### TASK DETAILS
Show the lines below where "prevent" occurs.

### MATERIAL PROVIDED
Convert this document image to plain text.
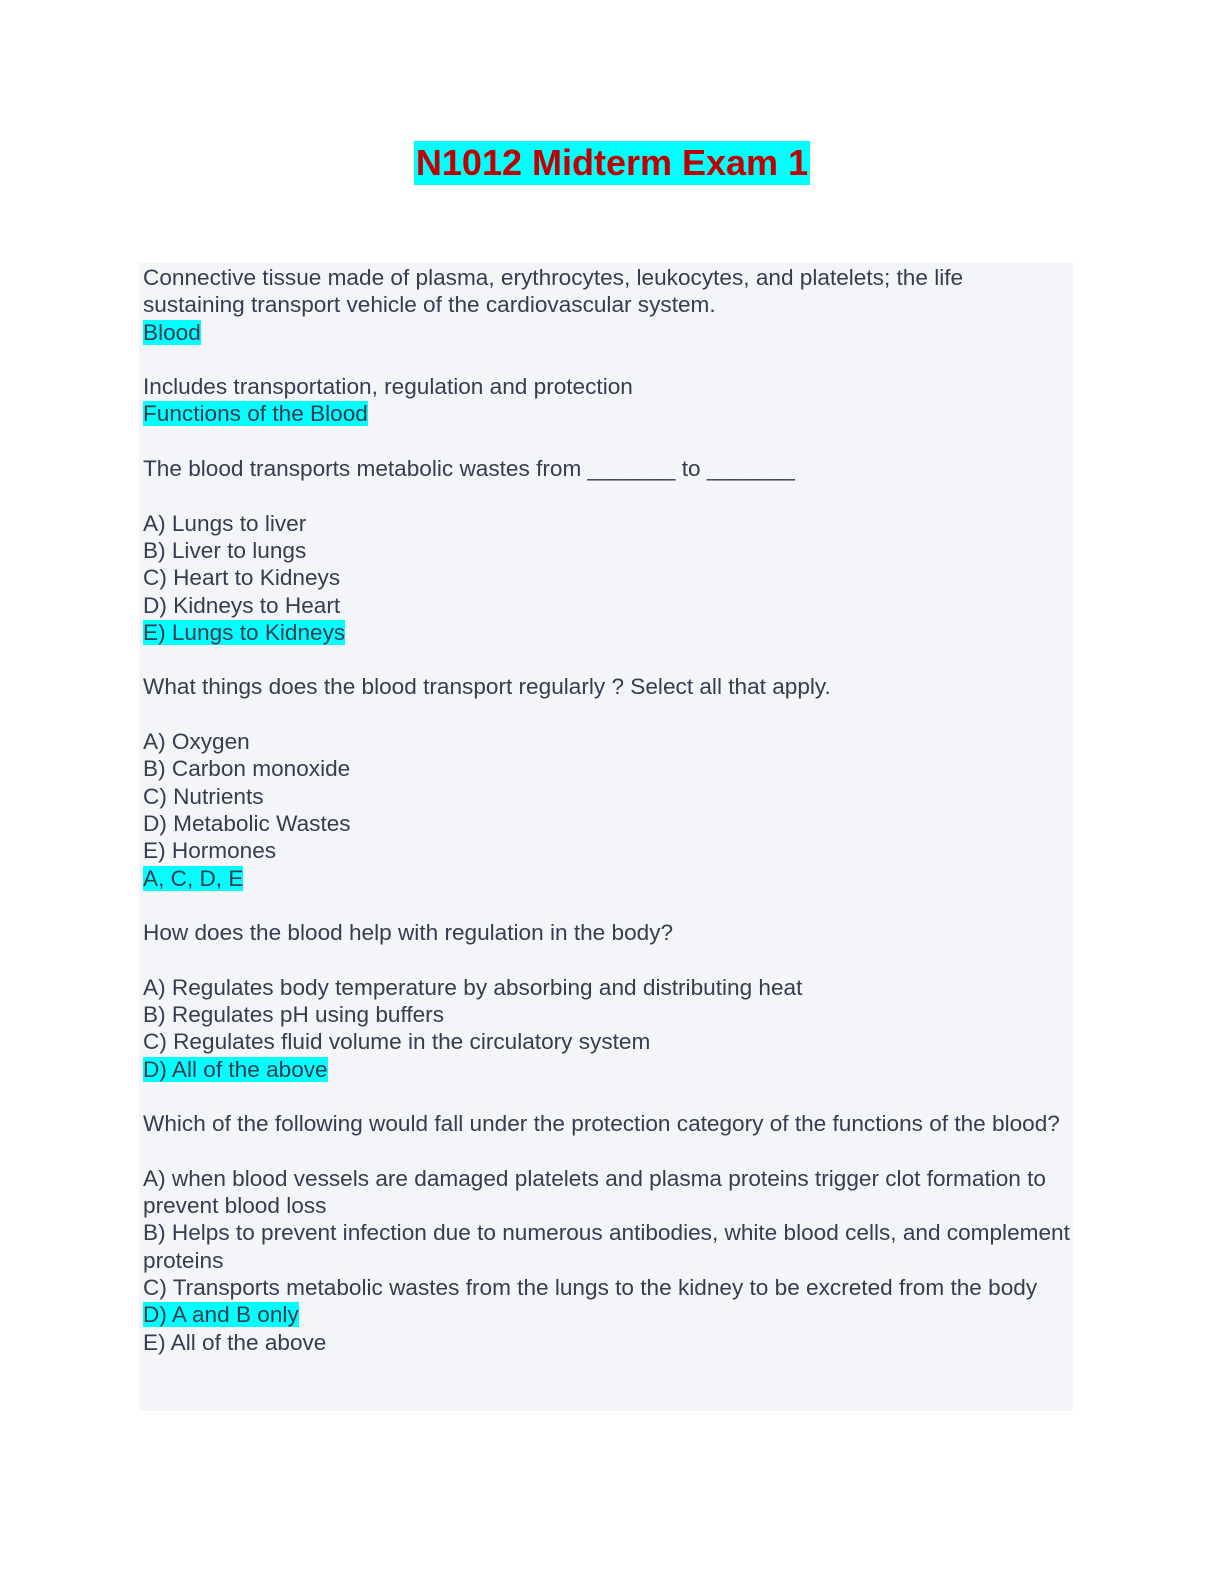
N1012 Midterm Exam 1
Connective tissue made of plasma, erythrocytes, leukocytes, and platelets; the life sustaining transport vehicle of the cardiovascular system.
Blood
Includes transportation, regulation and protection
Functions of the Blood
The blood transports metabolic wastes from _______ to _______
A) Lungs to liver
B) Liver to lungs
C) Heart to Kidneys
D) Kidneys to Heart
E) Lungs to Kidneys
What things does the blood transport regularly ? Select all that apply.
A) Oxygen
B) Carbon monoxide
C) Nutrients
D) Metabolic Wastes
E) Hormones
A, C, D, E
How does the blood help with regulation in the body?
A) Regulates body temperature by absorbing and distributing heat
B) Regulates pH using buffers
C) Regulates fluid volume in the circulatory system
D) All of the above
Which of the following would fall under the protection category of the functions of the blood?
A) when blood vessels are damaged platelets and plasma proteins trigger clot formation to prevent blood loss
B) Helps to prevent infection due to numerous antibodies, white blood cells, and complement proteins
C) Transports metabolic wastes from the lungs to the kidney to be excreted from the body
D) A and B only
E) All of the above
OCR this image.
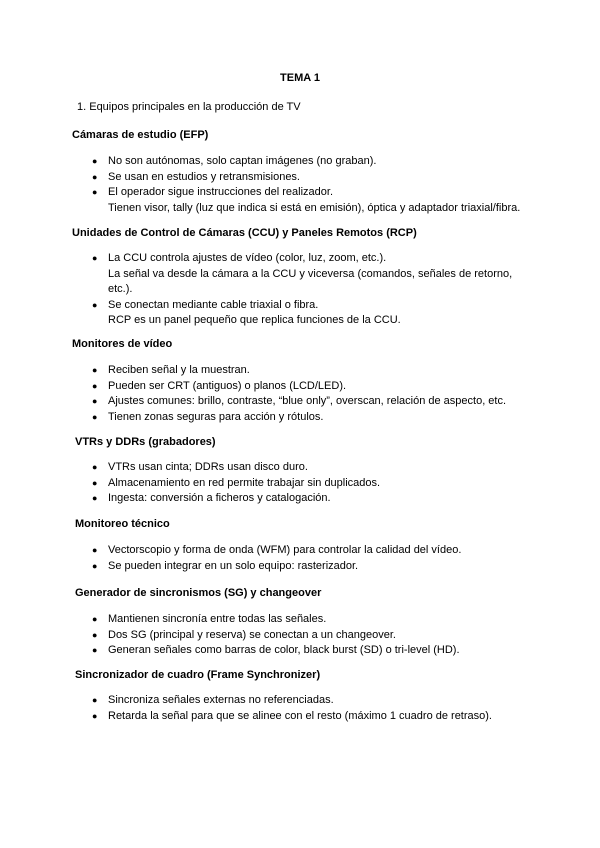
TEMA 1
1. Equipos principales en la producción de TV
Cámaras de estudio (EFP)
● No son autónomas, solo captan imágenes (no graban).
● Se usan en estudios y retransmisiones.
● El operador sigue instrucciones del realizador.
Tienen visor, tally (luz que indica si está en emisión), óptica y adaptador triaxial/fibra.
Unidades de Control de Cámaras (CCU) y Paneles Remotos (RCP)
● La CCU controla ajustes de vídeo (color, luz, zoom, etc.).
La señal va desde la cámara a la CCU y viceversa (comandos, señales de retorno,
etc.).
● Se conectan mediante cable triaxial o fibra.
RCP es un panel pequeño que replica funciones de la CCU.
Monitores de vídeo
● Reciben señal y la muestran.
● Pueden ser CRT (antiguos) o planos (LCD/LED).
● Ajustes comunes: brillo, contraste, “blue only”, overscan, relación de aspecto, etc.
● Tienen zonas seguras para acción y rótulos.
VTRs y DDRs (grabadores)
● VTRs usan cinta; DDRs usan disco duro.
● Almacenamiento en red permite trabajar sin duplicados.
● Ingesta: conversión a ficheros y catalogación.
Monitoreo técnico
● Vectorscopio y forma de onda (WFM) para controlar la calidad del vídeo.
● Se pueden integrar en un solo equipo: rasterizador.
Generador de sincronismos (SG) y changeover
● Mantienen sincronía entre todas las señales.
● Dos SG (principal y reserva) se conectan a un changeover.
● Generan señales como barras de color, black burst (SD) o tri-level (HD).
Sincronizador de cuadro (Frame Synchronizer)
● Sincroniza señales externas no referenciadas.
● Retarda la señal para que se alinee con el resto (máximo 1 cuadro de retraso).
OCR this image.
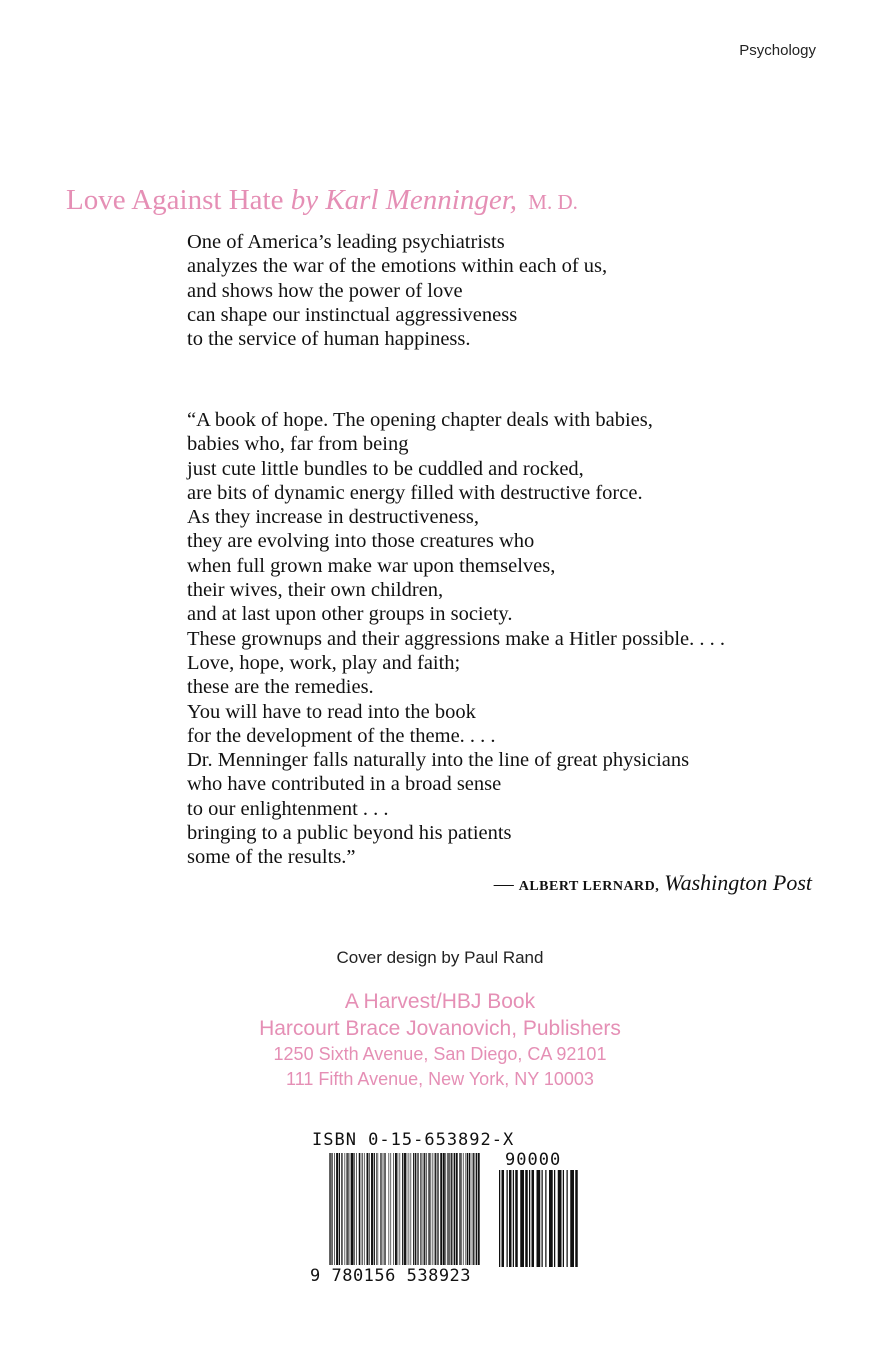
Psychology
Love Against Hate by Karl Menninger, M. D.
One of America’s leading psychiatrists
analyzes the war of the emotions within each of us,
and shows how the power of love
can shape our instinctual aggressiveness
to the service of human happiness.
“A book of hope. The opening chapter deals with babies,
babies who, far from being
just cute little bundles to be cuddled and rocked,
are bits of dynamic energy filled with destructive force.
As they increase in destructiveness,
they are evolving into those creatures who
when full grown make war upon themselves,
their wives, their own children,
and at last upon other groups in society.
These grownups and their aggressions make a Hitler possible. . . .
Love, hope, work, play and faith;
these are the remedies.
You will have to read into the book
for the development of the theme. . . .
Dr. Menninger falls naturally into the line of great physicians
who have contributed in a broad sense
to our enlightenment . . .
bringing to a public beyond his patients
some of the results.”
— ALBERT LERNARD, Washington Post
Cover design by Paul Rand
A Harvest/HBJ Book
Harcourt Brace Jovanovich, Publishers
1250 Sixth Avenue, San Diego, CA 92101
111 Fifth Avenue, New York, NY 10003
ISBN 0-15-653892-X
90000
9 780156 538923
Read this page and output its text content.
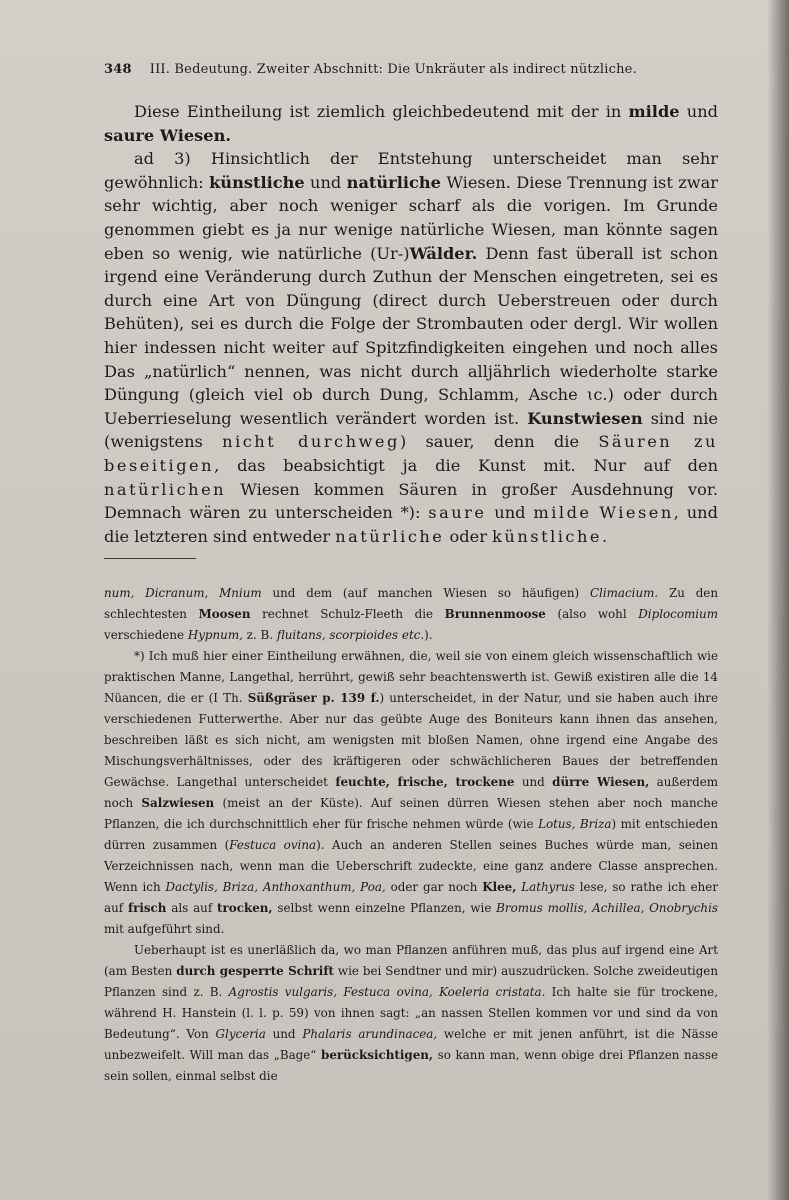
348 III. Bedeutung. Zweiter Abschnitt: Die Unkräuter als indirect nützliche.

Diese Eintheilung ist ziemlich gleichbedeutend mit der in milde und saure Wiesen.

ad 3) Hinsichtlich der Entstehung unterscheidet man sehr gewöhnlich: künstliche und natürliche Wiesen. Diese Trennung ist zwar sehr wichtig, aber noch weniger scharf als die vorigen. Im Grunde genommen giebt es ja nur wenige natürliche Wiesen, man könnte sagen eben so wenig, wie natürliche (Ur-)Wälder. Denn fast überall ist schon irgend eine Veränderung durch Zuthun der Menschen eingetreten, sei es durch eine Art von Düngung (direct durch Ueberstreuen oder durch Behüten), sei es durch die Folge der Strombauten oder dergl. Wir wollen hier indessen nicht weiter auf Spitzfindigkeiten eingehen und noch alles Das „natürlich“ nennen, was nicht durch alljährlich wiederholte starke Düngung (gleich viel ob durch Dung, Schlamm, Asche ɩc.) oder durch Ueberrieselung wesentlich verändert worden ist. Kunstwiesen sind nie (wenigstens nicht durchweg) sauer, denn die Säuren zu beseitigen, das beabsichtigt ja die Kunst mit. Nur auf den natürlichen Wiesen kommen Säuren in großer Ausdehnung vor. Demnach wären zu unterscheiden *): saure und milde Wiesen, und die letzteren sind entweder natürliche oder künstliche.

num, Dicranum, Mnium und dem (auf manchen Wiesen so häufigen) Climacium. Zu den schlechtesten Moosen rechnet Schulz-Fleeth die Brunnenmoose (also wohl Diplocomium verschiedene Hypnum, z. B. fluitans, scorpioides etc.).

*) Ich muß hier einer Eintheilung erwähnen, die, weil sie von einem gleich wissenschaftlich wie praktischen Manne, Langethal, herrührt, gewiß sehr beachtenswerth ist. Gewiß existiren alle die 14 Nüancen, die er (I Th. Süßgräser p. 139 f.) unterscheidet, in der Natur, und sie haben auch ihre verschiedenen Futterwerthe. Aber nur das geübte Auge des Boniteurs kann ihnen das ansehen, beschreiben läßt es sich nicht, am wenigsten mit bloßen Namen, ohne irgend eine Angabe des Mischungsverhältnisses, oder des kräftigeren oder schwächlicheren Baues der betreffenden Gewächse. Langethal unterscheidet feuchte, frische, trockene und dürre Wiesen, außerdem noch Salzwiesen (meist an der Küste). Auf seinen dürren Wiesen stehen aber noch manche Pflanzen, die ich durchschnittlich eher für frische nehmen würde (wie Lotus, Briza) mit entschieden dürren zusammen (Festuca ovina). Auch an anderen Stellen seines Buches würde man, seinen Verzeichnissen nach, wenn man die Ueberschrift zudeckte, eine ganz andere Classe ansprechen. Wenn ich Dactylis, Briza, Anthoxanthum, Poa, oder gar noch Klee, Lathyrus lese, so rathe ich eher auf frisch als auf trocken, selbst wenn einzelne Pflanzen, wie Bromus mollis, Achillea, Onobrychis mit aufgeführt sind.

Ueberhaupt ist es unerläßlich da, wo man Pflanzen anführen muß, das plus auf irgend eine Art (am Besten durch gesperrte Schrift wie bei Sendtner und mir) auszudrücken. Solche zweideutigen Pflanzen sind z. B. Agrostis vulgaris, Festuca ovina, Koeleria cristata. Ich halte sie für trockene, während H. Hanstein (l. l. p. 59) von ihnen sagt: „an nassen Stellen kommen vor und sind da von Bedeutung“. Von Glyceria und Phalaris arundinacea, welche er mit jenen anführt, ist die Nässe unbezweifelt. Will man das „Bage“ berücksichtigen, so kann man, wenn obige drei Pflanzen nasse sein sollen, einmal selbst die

### OUTPUT FOR THIS EXERCISE
A) when blood vessels are damaged platelets and plasma proteins trigger clot formation to prevent blood loss
B) Helps to prevent infection due to numerous antibodies, white blood cells, and complement proteins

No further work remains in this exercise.